**TASK DESCRIPTION**
Using the risk disclosure below, explain why the Company says it is difficult to predict or quantify how its integration decisions will affect its results of operations and financial condition.

**TEXT EXTRACT**

---

RISKS ASSOCIATED WITH INTEGRATION OF THE COMBINED OPERATIONS
 
  As a result of the Hearst Transaction, the Company has experienced
significant expansion, including expansion into new markets in which neither
Argyle nor the Hearst Broadcast Group had previously operated prior to the
Hearst Transaction. As a result, the Company's management will be required to
manage a substantially larger number of television stations than historically
has been the case. There can be no assurance that the Company will be able to
implement effectively the organizational and operational systems necessary for
optimal management and integration of its newly expanded group of television
stations or any television stations to be acquired in the future, or that the
Company will be able to manage its growth successfully. In addition, the
management of the Company is evaluating, and will continue to evaluate, the
nature and scope of its operations and various short-term and long-term
strategic considerations, and will assess to what extent integration,
 
                                     S-12
<PAGE>
 
consolidation or other modification of the two separate businesses is
appropriate following the Hearst Transaction. Many operational and strategic
decisions with respect to the Company have not yet been made. Significant
uncertainties and risks relating to the integration of the combined operations
may exist and, therefore, it is difficult to predict or quantify the impact of
such decisions on the results of operations and financial condition of the
Company.
 
RISKS ASSOCIATED WITH POSSIBLE EXPANSION
 
  As part of its business strategy, the Company intends to pursue possible
further expansion through the acquisition of additional television stations or
television station groups, and intends to continue to evaluate acquisition
opportunities. Such acquisition opportunities, however, may become more
limited as a consequence of the consolidation of ownership occurring in the
television broadcast industry. The Company competes and will continue to
compete for the acquisition of television stations with other prospective
purchasers, some of whom have greater financial resources than the Company. In
addition, any such acquisitions will be subject to FCC approval and
limitations on the number and location of broadcasting properties that any one
person or entity may own, and FCC rules restricting the ownership of
television stations and newspapers in the same market. As a result of these
and other factors, there can be no assurance that future acquisitions will be
available on attractive terms, if at all.

---

**Lines of data**
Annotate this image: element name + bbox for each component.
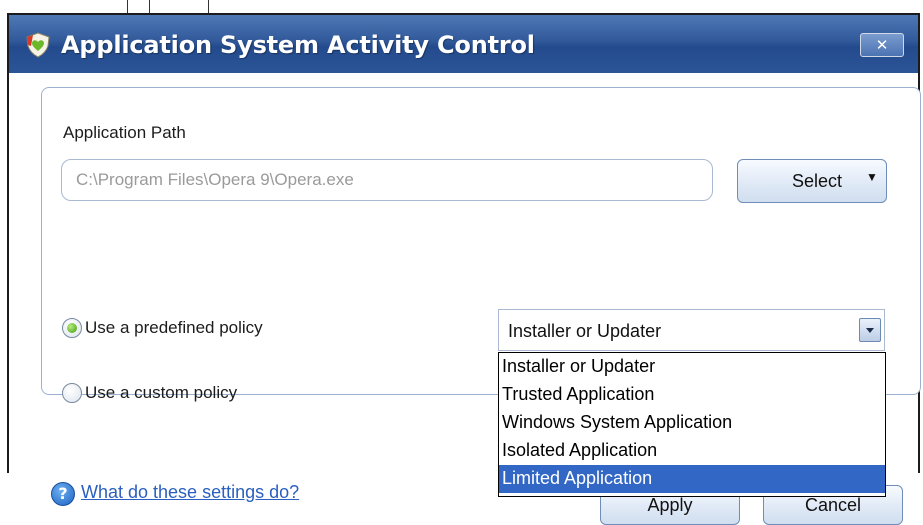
background-strip	[0, 0, 923, 14]
chevron-down-icon[interactable]	[859, 318, 881, 342]
background-divider	[208, 0, 209, 14]
policy-option[interactable]: Isolated Application	[499, 437, 885, 465]
help-icon[interactable]: ?	[51, 482, 75, 506]
policy-dropdown-list: Installer or Updater Trusted Application…	[498, 352, 886, 497]
policy-option[interactable]: Trusted Application	[499, 381, 885, 409]
policy-option[interactable]: Installer or Updater	[499, 353, 885, 381]
application-path-input[interactable]: C:\Program Files\Opera 9\Opera.exe	[61, 159, 713, 201]
application-path-label: Application Path	[63, 123, 186, 142]
policy-option-highlighted[interactable]: Limited Application	[499, 465, 885, 493]
title-bar[interactable]: Application System Activity Control ✕	[9, 15, 918, 73]
shield-heart-icon	[26, 32, 50, 58]
close-button[interactable]: ✕	[860, 33, 904, 57]
radio-selected-dot	[67, 323, 77, 333]
window-title: Application System Activity Control	[61, 31, 535, 59]
dialog-body: Application Path C:\Program Files\Opera …	[9, 73, 921, 525]
custom-policy-radio[interactable]	[62, 383, 82, 403]
policy-option[interactable]: Windows System Application	[499, 409, 885, 437]
background-divider	[149, 0, 150, 14]
custom-policy-label[interactable]: Use a custom policy	[85, 383, 237, 403]
policy-select[interactable]: Installer or Updater	[498, 309, 885, 351]
dropdown-arrow-icon: ▼	[866, 170, 878, 184]
dialog-window: Application System Activity Control ✕ Ap…	[7, 13, 921, 525]
select-button[interactable]: Select ▼	[737, 159, 887, 203]
predefined-policy-label[interactable]: Use a predefined policy	[85, 318, 263, 338]
background-divider	[127, 0, 128, 14]
policy-select-value: Installer or Updater	[508, 321, 662, 341]
select-button-label: Select	[792, 171, 843, 191]
help-link[interactable]: What do these settings do?	[81, 482, 299, 503]
predefined-policy-radio[interactable]	[62, 318, 82, 338]
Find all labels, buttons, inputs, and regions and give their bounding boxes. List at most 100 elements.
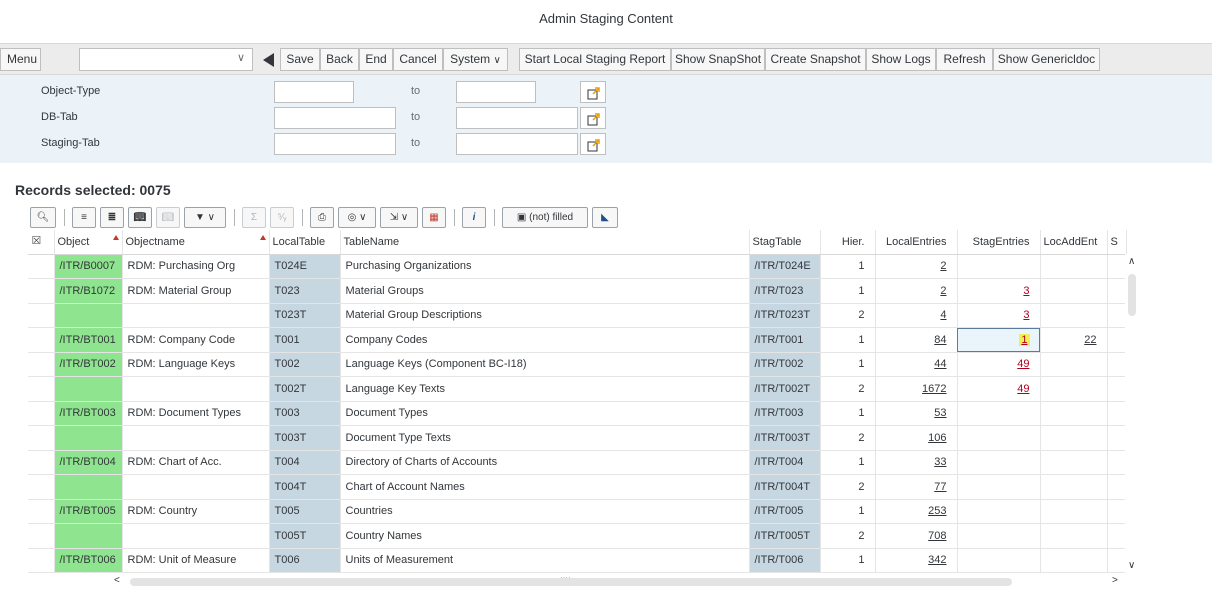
scroll-right-icon[interactable]: > [1112,575,1118,586]
column-header-stagentries[interactable]: StagEntries [957,230,1041,255]
table-row[interactable]: /ITR/B0007 RDM: Purchasing Org T024E Purcha… [28,254,1127,279]
column-header-objectname[interactable]: Objectname [122,230,270,255]
show-logs-button[interactable]: Show Logs [866,48,936,71]
table-row[interactable]: T005T Country Names/ITR/T005T 2 708 [28,523,1127,549]
cell-localentries[interactable]: 2 [875,278,958,304]
cell-hotspot-link[interactable]: 708 [928,530,946,542]
cell-hotspot-link[interactable]: 1 [1019,333,1030,346]
layout-button[interactable]: ▦ [422,207,446,228]
cell-stagentries[interactable]: 3 [957,278,1041,304]
cell-stagentries[interactable]: 1 [957,327,1041,353]
table-row[interactable]: T002T Language Key Texts/ITR/T002T 2 1672 49 [28,376,1127,402]
multiple-selection-button[interactable] [580,133,606,155]
system-button[interactable]: System ∨ [443,48,508,71]
column-header-stagtable[interactable]: StagTable [749,230,821,255]
refresh-button[interactable]: Refresh [936,48,993,71]
cell-hotspot-link[interactable]: 3 [1023,285,1029,297]
back-button[interactable]: Back [320,48,359,71]
horizontal-scroll-thumb[interactable]: ···· [130,573,1012,586]
cell-hotspot-link[interactable]: 106 [928,432,946,444]
vertical-scrollbar[interactable]: ∧ ∨ [1125,254,1140,576]
table-row[interactable]: /ITR/BT001 RDM: Company Code T001 Company C… [28,327,1127,353]
column-header-tablename[interactable]: TableName [340,230,750,255]
create-snapshot-button[interactable]: Create Snapshot [765,48,866,71]
row-selector[interactable] [28,327,55,353]
cell-stagentries[interactable]: 49 [957,376,1041,402]
row-selector[interactable] [28,352,55,377]
scroll-left-icon[interactable]: < [114,575,120,586]
cell-hotspot-link[interactable]: 84 [934,334,946,346]
cell-localentries[interactable]: 253 [875,499,958,524]
db-tab-from-input[interactable] [274,107,396,129]
total-button[interactable]: Σ [242,207,266,228]
subtotal-button[interactable]: ⁵⁄ᵧ [270,207,294,228]
staging-tab-to-input[interactable] [456,133,578,155]
row-selector[interactable] [28,376,55,402]
show-genericldoc-button[interactable]: Show Genericldoc [993,48,1100,71]
cell-localentries[interactable]: 44 [875,352,958,377]
table-row[interactable]: /ITR/BT006 RDM: Unit of Measure T006 Units … [28,548,1127,573]
row-selector[interactable] [28,450,55,475]
multiple-selection-button[interactable] [580,81,606,103]
cell-hotspot-link[interactable]: 3 [1023,309,1029,321]
export-button[interactable]: ⇲ ∨ [380,207,418,228]
row-selector[interactable] [28,278,55,304]
not-filled-button[interactable]: ▣ (not) filled [502,207,588,228]
cell-locaddent[interactable]: 22 [1040,327,1108,353]
find-next-button[interactable]: 📖︎ [156,207,180,228]
select-all-button[interactable]: ⮽ [28,230,55,255]
column-header-hier[interactable]: Hier. [820,230,876,255]
column-header-localtable[interactable]: LocalTable [269,230,341,255]
column-header-localentries[interactable]: LocalEntries [875,230,958,255]
cell-localentries[interactable]: 84 [875,327,958,353]
column-header-object[interactable]: Object [54,230,123,255]
scroll-down-icon[interactable]: ∨ [1128,560,1135,571]
cell-localentries[interactable]: 4 [875,303,958,328]
cell-hotspot-link[interactable]: 49 [1017,358,1029,370]
row-selector[interactable] [28,303,55,328]
cell-hotspot-link[interactable]: 342 [928,554,946,566]
object-type-to-input[interactable] [456,81,536,103]
save-button[interactable]: Save [280,48,320,71]
cell-localentries[interactable]: 708 [875,523,958,549]
cell-hotspot-link[interactable]: 2 [940,285,946,297]
cell-hotspot-link[interactable]: 53 [934,407,946,419]
object-type-from-input[interactable] [274,81,354,103]
cell-localentries[interactable]: 342 [875,548,958,573]
details-button[interactable]: 🔍︎ [30,207,56,228]
menu-button[interactable]: Menu ∨ [0,48,41,71]
chart-button[interactable]: ◣ [592,207,618,228]
sort-ascending-button[interactable]: ≡ [72,207,96,228]
start-local-staging-report-button[interactable]: Start Local Staging Report [519,48,671,71]
column-header-locaddent[interactable]: LocAddEnt [1040,230,1108,255]
staging-tab-from-input[interactable] [274,133,396,155]
find-button[interactable]: 📖︎ [128,207,152,228]
cell-hotspot-link[interactable]: 4 [940,309,946,321]
information-button[interactable]: i [462,207,486,228]
row-selector[interactable] [28,548,55,573]
scroll-up-icon[interactable]: ∧ [1128,256,1135,267]
filter-button[interactable]: ▼ ∨ [184,207,226,228]
cell-hotspot-link[interactable]: 22 [1084,334,1096,346]
cell-hotspot-link[interactable]: 253 [928,505,946,517]
cell-hotspot-link[interactable]: 1672 [922,383,946,395]
show-snapshot-button[interactable]: Show SnapShot [671,48,765,71]
cell-localentries[interactable]: 1672 [875,376,958,402]
cell-hotspot-link[interactable]: 77 [934,481,946,493]
row-selector[interactable] [28,499,55,524]
row-selector[interactable] [28,401,55,426]
row-selector[interactable] [28,425,55,451]
table-row[interactable]: T004T Chart of Account Names/ITR/T004T 2 77 [28,474,1127,500]
cancel-button[interactable]: Cancel [393,48,443,71]
table-row[interactable]: /ITR/BT003 RDM: Document Types T003 Documen… [28,401,1127,426]
sort-descending-button[interactable]: ≣ [100,207,124,228]
multiple-selection-button[interactable] [580,107,606,129]
cell-localentries[interactable]: 106 [875,425,958,451]
table-row[interactable]: /ITR/BT002 RDM: Language Keys T002 Language… [28,352,1127,377]
cell-stagentries[interactable]: 3 [957,303,1041,328]
cell-localentries[interactable]: 2 [875,254,958,279]
cell-localentries[interactable]: 33 [875,450,958,475]
cell-localentries[interactable]: 53 [875,401,958,426]
views-button[interactable]: ◎ ∨ [338,207,376,228]
cell-stagentries[interactable]: 49 [957,352,1041,377]
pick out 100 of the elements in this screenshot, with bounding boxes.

---

**WRITTEN RESPONSE**
After the Hearst Transaction, management is still evaluating how far the two separate businesses should be integrated, consolidated or otherwise modified, and many operational and strategic decisions have not yet been made. Because of this, significant uncertainties and risks may exist in integrating the combined operations, which makes the impact of those decisions hard to predict or quantify.